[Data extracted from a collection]
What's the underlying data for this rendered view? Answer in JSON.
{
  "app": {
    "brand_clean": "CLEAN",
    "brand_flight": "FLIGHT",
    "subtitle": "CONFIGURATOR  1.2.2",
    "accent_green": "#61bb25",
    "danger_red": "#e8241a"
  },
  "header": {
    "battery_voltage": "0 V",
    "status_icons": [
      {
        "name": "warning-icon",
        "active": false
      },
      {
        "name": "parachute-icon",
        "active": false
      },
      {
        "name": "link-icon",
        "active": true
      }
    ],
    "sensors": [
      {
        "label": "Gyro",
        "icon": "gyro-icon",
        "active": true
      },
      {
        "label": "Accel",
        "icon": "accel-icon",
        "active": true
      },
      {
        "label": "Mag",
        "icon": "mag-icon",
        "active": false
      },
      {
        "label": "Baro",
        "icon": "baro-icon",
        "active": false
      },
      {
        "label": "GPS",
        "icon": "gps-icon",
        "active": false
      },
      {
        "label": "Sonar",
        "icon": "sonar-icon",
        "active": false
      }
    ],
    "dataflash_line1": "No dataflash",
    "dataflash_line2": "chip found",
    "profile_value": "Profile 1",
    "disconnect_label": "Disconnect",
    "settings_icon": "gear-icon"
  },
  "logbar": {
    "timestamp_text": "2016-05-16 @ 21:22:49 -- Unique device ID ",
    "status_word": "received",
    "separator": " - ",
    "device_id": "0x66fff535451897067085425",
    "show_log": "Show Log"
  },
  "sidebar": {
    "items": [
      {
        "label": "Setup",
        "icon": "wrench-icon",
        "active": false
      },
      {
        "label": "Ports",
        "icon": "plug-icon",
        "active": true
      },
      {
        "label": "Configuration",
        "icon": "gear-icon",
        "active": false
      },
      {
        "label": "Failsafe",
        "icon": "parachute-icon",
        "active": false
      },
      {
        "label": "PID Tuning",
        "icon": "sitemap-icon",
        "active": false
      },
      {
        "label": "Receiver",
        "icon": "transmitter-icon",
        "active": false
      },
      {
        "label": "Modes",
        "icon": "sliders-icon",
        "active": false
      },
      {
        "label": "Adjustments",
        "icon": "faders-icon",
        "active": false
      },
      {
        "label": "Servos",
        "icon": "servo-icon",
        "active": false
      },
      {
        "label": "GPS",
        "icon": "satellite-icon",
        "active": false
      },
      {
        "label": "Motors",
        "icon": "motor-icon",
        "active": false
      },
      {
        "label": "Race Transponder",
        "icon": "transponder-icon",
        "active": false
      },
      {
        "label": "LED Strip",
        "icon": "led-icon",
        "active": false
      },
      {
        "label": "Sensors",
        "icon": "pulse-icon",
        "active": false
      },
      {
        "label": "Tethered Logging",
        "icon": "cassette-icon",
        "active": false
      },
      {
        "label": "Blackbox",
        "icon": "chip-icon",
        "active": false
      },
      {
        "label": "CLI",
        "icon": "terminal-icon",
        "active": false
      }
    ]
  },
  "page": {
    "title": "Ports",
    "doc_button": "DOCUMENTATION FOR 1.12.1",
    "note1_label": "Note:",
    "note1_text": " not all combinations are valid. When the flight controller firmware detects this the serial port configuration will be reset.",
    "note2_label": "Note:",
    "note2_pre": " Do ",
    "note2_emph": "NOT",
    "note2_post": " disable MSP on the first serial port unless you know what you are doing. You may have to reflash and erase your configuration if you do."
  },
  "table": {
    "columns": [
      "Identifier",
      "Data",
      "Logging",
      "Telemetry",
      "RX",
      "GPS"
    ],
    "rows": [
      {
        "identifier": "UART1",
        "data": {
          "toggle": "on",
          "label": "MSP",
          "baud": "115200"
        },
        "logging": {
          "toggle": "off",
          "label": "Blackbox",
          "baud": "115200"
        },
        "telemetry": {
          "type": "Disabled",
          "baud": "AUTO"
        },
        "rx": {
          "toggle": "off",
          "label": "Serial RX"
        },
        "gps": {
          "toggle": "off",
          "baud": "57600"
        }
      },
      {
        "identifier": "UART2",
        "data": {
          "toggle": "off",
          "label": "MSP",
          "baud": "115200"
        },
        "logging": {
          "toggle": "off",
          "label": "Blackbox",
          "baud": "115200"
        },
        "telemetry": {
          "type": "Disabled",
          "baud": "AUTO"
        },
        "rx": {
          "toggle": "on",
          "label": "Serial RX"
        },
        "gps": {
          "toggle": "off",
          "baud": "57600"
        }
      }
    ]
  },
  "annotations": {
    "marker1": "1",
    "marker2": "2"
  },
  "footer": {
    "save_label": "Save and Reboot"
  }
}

Brief: Set down every record above exactly as given.

Task result:
What's the underlying data for this rendered view? Answer in JSON.
{
  "app": {
    "brand_clean": "CLEAN",
    "brand_flight": "FLIGHT",
    "subtitle": "CONFIGURATOR  1.2.2",
    "accent_green": "#61bb25",
    "danger_red": "#e8241a"
  },
  "header": {
    "battery_voltage": "0 V",
    "status_icons": [
      {
        "name": "warning-icon",
        "active": false
      },
      {
        "name": "parachute-icon",
        "active": false
      },
      {
        "name": "link-icon",
        "active": true
      }
    ],
    "sensors": [
      {
        "label": "Gyro",
        "icon": "gyro-icon",
        "active": true
      },
      {
        "label": "Accel",
        "icon": "accel-icon",
        "active": true
      },
      {
        "label": "Mag",
        "icon": "mag-icon",
        "active": false
      },
      {
        "label": "Baro",
        "icon": "baro-icon",
        "active": false
      },
      {
        "label": "GPS",
        "icon": "gps-icon",
        "active": false
      },
      {
        "label": "Sonar",
        "icon": "sonar-icon",
        "active": false
      }
    ],
    "dataflash_line1": "No dataflash",
    "dataflash_line2": "chip found",
    "profile_value": "Profile 1",
    "disconnect_label": "Disconnect",
    "settings_icon": "gear-icon"
  },
  "logbar": {
    "timestamp_text": "2016-05-16 @ 21:22:49 -- Unique device ID ",
    "status_word": "received",
    "separator": " - ",
    "device_id": "0x66fff535451897067085425",
    "show_log": "Show Log"
  },
  "sidebar": {
    "items": [
      {
        "label": "Setup",
        "icon": "wrench-icon",
        "active": false
      },
      {
        "label": "Ports",
        "icon": "plug-icon",
        "active": true
      },
      {
        "label": "Configuration",
        "icon": "gear-icon",
        "active": false
      },
      {
        "label": "Failsafe",
        "icon": "parachute-icon",
        "active": false
      },
      {
        "label": "PID Tuning",
        "icon": "sitemap-icon",
        "active": false
      },
      {
        "label": "Receiver",
        "icon": "transmitter-icon",
        "active": false
      },
      {
        "label": "Modes",
        "icon": "sliders-icon",
        "active": false
      },
      {
        "label": "Adjustments",
        "icon": "faders-icon",
        "active": false
      },
      {
        "label": "Servos",
        "icon": "servo-icon",
        "active": false
      },
      {
        "label": "GPS",
        "icon": "satellite-icon",
        "active": false
      },
      {
        "label": "Motors",
        "icon": "motor-icon",
        "active": false
      },
      {
        "label": "Race Transponder",
        "icon": "transponder-icon",
        "active": false
      },
      {
        "label": "LED Strip",
        "icon": "led-icon",
        "active": false
      },
      {
        "label": "Sensors",
        "icon": "pulse-icon",
        "active": false
      },
      {
        "label": "Tethered Logging",
        "icon": "cassette-icon",
        "active": false
      },
      {
        "label": "Blackbox",
        "icon": "chip-icon",
        "active": false
      },
      {
        "label": "CLI",
        "icon": "terminal-icon",
        "active": false
      }
    ]
  },
  "page": {
    "title": "Ports",
    "doc_button": "DOCUMENTATION FOR 1.12.1",
    "note1_label": "Note:",
    "note1_text": " not all combinations are valid. When the flight controller firmware detects this the serial port configuration will be reset.",
    "note2_label": "Note:",
    "note2_pre": " Do ",
    "note2_emph": "NOT",
    "note2_post": " disable MSP on the first serial port unless you know what you are doing. You may have to reflash and erase your configuration if you do."
  },
  "table": {
    "columns": [
      "Identifier",
      "Data",
      "Logging",
      "Telemetry",
      "RX",
      "GPS"
    ],
    "rows": [
      {
        "identifier": "UART1",
        "data": {
          "toggle": "on",
          "label": "MSP",
          "baud": "115200"
        },
        "logging": {
          "toggle": "off",
          "label": "Blackbox",
          "baud": "115200"
        },
        "telemetry": {
          "type": "Disabled",
          "baud": "AUTO"
        },
        "rx": {
          "toggle": "off",
          "label": "Serial RX"
        },
        "gps": {
          "toggle": "off",
          "baud": "57600"
        }
      },
      {
        "identifier": "UART2",
        "data": {
          "toggle": "off",
          "label": "MSP",
          "baud": "115200"
        },
        "logging": {
          "toggle": "off",
          "label": "Blackbox",
          "baud": "115200"
        },
        "telemetry": {
          "type": "Disabled",
          "baud": "AUTO"
        },
        "rx": {
          "toggle": "on",
          "label": "Serial RX"
        },
        "gps": {
          "toggle": "off",
          "baud": "57600"
        }
      }
    ]
  },
  "annotations": {
    "marker1": "1",
    "marker2": "2"
  },
  "footer": {
    "save_label": "Save and Reboot"
  }
}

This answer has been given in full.